(Directions for this task):
Exactly repeat the full listing that follows.

(Material supplied):

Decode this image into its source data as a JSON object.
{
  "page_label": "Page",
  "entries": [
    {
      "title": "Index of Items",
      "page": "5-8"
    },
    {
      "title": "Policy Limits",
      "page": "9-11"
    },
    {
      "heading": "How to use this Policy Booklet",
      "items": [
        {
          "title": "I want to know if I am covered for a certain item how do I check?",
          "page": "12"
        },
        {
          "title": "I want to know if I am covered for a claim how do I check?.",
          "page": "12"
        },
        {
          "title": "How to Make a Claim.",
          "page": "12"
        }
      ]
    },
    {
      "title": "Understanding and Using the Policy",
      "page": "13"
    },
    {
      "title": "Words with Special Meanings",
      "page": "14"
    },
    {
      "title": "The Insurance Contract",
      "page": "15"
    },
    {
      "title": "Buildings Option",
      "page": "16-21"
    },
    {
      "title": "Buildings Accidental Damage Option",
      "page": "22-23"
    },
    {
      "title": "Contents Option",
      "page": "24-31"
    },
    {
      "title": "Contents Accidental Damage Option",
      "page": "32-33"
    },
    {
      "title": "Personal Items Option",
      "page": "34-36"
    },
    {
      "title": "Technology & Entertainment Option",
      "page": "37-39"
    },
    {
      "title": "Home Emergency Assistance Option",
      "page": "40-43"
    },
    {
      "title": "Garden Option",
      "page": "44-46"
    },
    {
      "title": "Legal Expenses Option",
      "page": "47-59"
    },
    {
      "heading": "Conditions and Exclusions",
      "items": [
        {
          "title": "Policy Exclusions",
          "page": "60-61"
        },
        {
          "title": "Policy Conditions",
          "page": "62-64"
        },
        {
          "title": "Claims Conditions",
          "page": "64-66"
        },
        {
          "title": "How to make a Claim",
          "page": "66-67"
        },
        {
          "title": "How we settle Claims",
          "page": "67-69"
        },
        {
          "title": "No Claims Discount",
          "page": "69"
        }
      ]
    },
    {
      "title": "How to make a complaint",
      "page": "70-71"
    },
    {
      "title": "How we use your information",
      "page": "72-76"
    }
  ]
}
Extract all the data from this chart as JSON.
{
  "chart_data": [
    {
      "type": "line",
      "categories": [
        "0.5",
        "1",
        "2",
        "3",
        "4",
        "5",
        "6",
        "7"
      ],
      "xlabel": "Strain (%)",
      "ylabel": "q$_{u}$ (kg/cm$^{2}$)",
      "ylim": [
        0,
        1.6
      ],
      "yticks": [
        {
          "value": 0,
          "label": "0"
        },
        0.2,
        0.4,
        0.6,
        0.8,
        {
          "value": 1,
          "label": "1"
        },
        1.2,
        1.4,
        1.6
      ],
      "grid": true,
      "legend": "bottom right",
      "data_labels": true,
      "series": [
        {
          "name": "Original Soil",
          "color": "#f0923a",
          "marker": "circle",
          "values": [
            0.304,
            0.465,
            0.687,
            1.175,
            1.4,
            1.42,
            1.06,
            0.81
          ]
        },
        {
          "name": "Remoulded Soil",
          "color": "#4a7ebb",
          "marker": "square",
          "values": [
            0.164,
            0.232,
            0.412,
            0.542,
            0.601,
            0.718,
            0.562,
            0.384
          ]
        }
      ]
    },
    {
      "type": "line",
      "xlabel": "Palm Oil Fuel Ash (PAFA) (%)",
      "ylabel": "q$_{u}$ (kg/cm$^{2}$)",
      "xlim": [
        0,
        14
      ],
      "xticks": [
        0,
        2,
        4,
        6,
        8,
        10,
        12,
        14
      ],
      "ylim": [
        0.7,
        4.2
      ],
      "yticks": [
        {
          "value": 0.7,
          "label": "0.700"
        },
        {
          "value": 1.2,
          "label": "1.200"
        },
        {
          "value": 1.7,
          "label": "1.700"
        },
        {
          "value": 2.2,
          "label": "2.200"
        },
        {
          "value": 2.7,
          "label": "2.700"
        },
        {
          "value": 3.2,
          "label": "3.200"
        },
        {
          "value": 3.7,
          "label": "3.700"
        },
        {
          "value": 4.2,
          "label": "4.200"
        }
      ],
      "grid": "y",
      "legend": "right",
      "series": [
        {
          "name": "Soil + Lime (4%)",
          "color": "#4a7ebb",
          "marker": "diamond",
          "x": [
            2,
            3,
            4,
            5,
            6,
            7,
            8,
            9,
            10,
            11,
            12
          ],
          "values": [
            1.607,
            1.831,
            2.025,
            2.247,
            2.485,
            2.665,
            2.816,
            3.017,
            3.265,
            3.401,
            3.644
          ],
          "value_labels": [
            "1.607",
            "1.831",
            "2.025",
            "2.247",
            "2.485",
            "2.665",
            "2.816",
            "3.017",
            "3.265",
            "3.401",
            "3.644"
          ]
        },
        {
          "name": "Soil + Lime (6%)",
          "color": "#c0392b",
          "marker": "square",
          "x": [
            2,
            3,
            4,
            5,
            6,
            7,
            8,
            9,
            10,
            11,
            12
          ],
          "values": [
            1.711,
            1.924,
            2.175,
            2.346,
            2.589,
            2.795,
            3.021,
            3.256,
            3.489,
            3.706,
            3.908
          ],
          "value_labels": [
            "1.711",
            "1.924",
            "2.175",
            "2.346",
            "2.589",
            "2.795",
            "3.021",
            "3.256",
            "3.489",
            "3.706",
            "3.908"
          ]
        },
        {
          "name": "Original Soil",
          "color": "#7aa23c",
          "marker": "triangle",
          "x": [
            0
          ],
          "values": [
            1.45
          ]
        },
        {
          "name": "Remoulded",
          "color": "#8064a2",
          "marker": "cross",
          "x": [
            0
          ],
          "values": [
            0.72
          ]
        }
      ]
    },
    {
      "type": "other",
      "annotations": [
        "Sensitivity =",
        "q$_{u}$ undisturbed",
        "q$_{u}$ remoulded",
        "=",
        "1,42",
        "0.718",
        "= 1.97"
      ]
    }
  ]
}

(Complete answer):
Decode this image into its source data as a JSON object.
{
  "page_label": "Page",
  "entries": [
    {
      "title": "Index of Items",
      "page": "5-8"
    },
    {
      "title": "Policy Limits",
      "page": "9-11"
    },
    {
      "heading": "How to use this Policy Booklet",
      "items": [
        {
          "title": "I want to know if I am covered for a certain item how do I check?",
          "page": "12"
        },
        {
          "title": "I want to know if I am covered for a claim how do I check?.",
          "page": "12"
        },
        {
          "title": "How to Make a Claim.",
          "page": "12"
        }
      ]
    },
    {
      "title": "Understanding and Using the Policy",
      "page": "13"
    },
    {
      "title": "Words with Special Meanings",
      "page": "14"
    },
    {
      "title": "The Insurance Contract",
      "page": "15"
    },
    {
      "title": "Buildings Option",
      "page": "16-21"
    },
    {
      "title": "Buildings Accidental Damage Option",
      "page": "22-23"
    },
    {
      "title": "Contents Option",
      "page": "24-31"
    },
    {
      "title": "Contents Accidental Damage Option",
      "page": "32-33"
    },
    {
      "title": "Personal Items Option",
      "page": "34-36"
    },
    {
      "title": "Technology & Entertainment Option",
      "page": "37-39"
    },
    {
      "title": "Home Emergency Assistance Option",
      "page": "40-43"
    },
    {
      "title": "Garden Option",
      "page": "44-46"
    },
    {
      "title": "Legal Expenses Option",
      "page": "47-59"
    },
    {
      "heading": "Conditions and Exclusions",
      "items": [
        {
          "title": "Policy Exclusions",
          "page": "60-61"
        },
        {
          "title": "Policy Conditions",
          "page": "62-64"
        },
        {
          "title": "Claims Conditions",
          "page": "64-66"
        },
        {
          "title": "How to make a Claim",
          "page": "66-67"
        },
        {
          "title": "How we settle Claims",
          "page": "67-69"
        },
        {
          "title": "No Claims Discount",
          "page": "69"
        }
      ]
    },
    {
      "title": "How to make a complaint",
      "page": "70-71"
    },
    {
      "title": "How we use your information",
      "page": "72-76"
    }
  ]
}
Extract all the data from this chart as JSON.
{
  "chart_data": [
    {
      "type": "line",
      "categories": [
        "0.5",
        "1",
        "2",
        "3",
        "4",
        "5",
        "6",
        "7"
      ],
      "xlabel": "Strain (%)",
      "ylabel": "q$_{u}$ (kg/cm$^{2}$)",
      "ylim": [
        0,
        1.6
      ],
      "yticks": [
        {
          "value": 0,
          "label": "0"
        },
        0.2,
        0.4,
        0.6,
        0.8,
        {
          "value": 1,
          "label": "1"
        },
        1.2,
        1.4,
        1.6
      ],
      "grid": true,
      "legend": "bottom right",
      "data_labels": true,
      "series": [
        {
          "name": "Original Soil",
          "color": "#f0923a",
          "marker": "circle",
          "values": [
            0.304,
            0.465,
            0.687,
            1.175,
            1.4,
            1.42,
            1.06,
            0.81
          ]
        },
        {
          "name": "Remoulded Soil",
          "color": "#4a7ebb",
          "marker": "square",
          "values": [
            0.164,
            0.232,
            0.412,
            0.542,
            0.601,
            0.718,
            0.562,
            0.384
          ]
        }
      ]
    },
    {
      "type": "line",
      "xlabel": "Palm Oil Fuel Ash (PAFA) (%)",
      "ylabel": "q$_{u}$ (kg/cm$^{2}$)",
      "xlim": [
        0,
        14
      ],
      "xticks": [
        0,
        2,
        4,
        6,
        8,
        10,
        12,
        14
      ],
      "ylim": [
        0.7,
        4.2
      ],
      "yticks": [
        {
          "value": 0.7,
          "label": "0.700"
        },
        {
          "value": 1.2,
          "label": "1.200"
        },
        {
          "value": 1.7,
          "label": "1.700"
        },
        {
          "value": 2.2,
          "label": "2.200"
        },
        {
          "value": 2.7,
          "label": "2.700"
        },
        {
          "value": 3.2,
          "label": "3.200"
        },
        {
          "value": 3.7,
          "label": "3.700"
        },
        {
          "value": 4.2,
          "label": "4.200"
        }
      ],
      "grid": "y",
      "legend": "right",
      "series": [
        {
          "name": "Soil + Lime (4%)",
          "color": "#4a7ebb",
          "marker": "diamond",
          "x": [
            2,
            3,
            4,
            5,
            6,
            7,
            8,
            9,
            10,
            11,
            12
          ],
          "values": [
            1.607,
            1.831,
            2.025,
            2.247,
            2.485,
            2.665,
            2.816,
            3.017,
            3.265,
            3.401,
            3.644
          ],
          "value_labels": [
            "1.607",
            "1.831",
            "2.025",
            "2.247",
            "2.485",
            "2.665",
            "2.816",
            "3.017",
            "3.265",
            "3.401",
            "3.644"
          ]
        },
        {
          "name": "Soil + Lime (6%)",
          "color": "#c0392b",
          "marker": "square",
          "x": [
            2,
            3,
            4,
            5,
            6,
            7,
            8,
            9,
            10,
            11,
            12
          ],
          "values": [
            1.711,
            1.924,
            2.175,
            2.346,
            2.589,
            2.795,
            3.021,
            3.256,
            3.489,
            3.706,
            3.908
          ],
          "value_labels": [
            "1.711",
            "1.924",
            "2.175",
            "2.346",
            "2.589",
            "2.795",
            "3.021",
            "3.256",
            "3.489",
            "3.706",
            "3.908"
          ]
        },
        {
          "name": "Original Soil",
          "color": "#7aa23c",
          "marker": "triangle",
          "x": [
            0
          ],
          "values": [
            1.45
          ]
        },
        {
          "name": "Remoulded",
          "color": "#8064a2",
          "marker": "cross",
          "x": [
            0
          ],
          "values": [
            0.72
          ]
        }
      ]
    },
    {
      "type": "other",
      "annotations": [
        "Sensitivity =",
        "q$_{u}$ undisturbed",
        "q$_{u}$ remoulded",
        "=",
        "1,42",
        "0.718",
        "= 1.97"
      ]
    }
  ]
}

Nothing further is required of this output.